## Set task:
Update the stretch of records from the start through the line containing "- setting-title: Others" by replacing "toggle-knob" with "switch-knob" and leaving everything else unchanged. Return only those lines.

## Material supplied:

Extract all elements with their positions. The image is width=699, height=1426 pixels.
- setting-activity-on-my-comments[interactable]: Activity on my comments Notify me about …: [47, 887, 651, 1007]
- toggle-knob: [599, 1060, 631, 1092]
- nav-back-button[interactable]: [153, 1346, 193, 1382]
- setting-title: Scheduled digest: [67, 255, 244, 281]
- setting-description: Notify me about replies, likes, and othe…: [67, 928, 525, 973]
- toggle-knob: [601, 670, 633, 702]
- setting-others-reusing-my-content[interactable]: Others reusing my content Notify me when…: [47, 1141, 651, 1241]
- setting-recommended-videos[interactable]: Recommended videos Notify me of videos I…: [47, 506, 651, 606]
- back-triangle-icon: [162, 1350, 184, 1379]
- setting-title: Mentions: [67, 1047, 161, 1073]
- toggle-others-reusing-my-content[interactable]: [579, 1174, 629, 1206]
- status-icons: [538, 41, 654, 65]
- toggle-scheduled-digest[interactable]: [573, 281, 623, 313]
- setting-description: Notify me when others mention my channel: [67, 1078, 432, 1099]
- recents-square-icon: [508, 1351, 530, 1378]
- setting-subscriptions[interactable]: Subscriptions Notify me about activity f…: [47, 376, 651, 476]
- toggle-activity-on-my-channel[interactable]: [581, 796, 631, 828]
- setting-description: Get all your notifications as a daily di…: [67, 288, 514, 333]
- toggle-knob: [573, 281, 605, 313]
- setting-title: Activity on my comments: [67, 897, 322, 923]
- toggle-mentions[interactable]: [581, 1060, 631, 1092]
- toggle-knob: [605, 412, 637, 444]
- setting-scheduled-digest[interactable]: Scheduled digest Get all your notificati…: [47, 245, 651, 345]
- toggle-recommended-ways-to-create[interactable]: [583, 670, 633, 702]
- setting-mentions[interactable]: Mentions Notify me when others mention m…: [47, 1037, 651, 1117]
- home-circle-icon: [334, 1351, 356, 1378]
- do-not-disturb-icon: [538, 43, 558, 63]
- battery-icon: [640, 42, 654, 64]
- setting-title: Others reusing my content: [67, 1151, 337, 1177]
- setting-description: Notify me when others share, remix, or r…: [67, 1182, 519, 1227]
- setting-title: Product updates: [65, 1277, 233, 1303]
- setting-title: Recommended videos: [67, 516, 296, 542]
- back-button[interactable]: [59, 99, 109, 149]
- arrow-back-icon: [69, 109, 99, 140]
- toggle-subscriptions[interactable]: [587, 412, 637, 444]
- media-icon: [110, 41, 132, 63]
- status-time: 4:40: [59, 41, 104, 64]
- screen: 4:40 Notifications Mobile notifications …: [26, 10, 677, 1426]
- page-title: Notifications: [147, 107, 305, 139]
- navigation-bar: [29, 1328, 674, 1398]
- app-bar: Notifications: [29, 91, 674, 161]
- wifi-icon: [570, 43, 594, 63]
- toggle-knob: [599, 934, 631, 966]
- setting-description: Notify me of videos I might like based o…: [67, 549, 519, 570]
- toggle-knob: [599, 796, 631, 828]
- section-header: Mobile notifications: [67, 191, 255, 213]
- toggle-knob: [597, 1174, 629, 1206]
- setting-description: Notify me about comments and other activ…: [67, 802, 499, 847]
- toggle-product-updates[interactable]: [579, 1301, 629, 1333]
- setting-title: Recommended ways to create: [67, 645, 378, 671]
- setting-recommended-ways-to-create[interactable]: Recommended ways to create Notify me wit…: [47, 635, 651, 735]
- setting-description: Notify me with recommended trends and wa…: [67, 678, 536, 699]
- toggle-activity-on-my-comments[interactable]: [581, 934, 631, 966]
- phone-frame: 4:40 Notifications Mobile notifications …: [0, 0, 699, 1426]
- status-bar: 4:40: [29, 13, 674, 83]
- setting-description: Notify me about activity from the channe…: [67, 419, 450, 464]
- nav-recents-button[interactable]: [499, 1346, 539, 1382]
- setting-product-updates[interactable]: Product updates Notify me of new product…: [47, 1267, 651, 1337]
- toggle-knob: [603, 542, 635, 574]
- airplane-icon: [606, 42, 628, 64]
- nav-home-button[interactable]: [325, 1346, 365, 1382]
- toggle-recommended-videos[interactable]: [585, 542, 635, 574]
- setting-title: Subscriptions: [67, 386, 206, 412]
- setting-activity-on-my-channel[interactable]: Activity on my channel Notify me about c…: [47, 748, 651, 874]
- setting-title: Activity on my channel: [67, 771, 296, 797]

## Result:
Extract all elements with their positions. The image is width=699, height=1426 pixels.
- setting-activity-on-my-comments[interactable]: Activity on my comments Notify me about …: [47, 887, 651, 1007]
- switch-knob: [599, 1060, 631, 1092]
- nav-back-button[interactable]: [153, 1346, 193, 1382]
- setting-title: Scheduled digest: [67, 255, 244, 281]
- setting-description: Notify me about replies, likes, and othe…: [67, 928, 525, 973]
- switch-knob: [601, 670, 633, 702]
- setting-others-reusing-my-content[interactable]: Others reusing my content Notify me when…: [47, 1141, 651, 1241]
- setting-recommended-videos[interactable]: Recommended videos Notify me of videos I…: [47, 506, 651, 606]
- back-triangle-icon: [162, 1350, 184, 1379]
- setting-title: Mentions: [67, 1047, 161, 1073]
- toggle-others-reusing-my-content[interactable]: [579, 1174, 629, 1206]
- status-icons: [538, 41, 654, 65]
- toggle-scheduled-digest[interactable]: [573, 281, 623, 313]
- setting-description: Notify me when others mention my channel: [67, 1078, 432, 1099]
- recents-square-icon: [508, 1351, 530, 1378]
- setting-subscriptions[interactable]: Subscriptions Notify me about activity f…: [47, 376, 651, 476]
- toggle-activity-on-my-channel[interactable]: [581, 796, 631, 828]
- setting-description: Get all your notifications as a daily di…: [67, 288, 514, 333]
- switch-knob: [573, 281, 605, 313]
- setting-title: Activity on my comments: [67, 897, 322, 923]
- toggle-mentions[interactable]: [581, 1060, 631, 1092]
- switch-knob: [605, 412, 637, 444]
- setting-scheduled-digest[interactable]: Scheduled digest Get all your notificati…: [47, 245, 651, 345]
- toggle-recommended-ways-to-create[interactable]: [583, 670, 633, 702]
- setting-mentions[interactable]: Mentions Notify me when others mention m…: [47, 1037, 651, 1117]
- home-circle-icon: [334, 1351, 356, 1378]
- do-not-disturb-icon: [538, 43, 558, 63]
- battery-icon: [640, 42, 654, 64]
- setting-title: Others reusing my content: [67, 1151, 337, 1177]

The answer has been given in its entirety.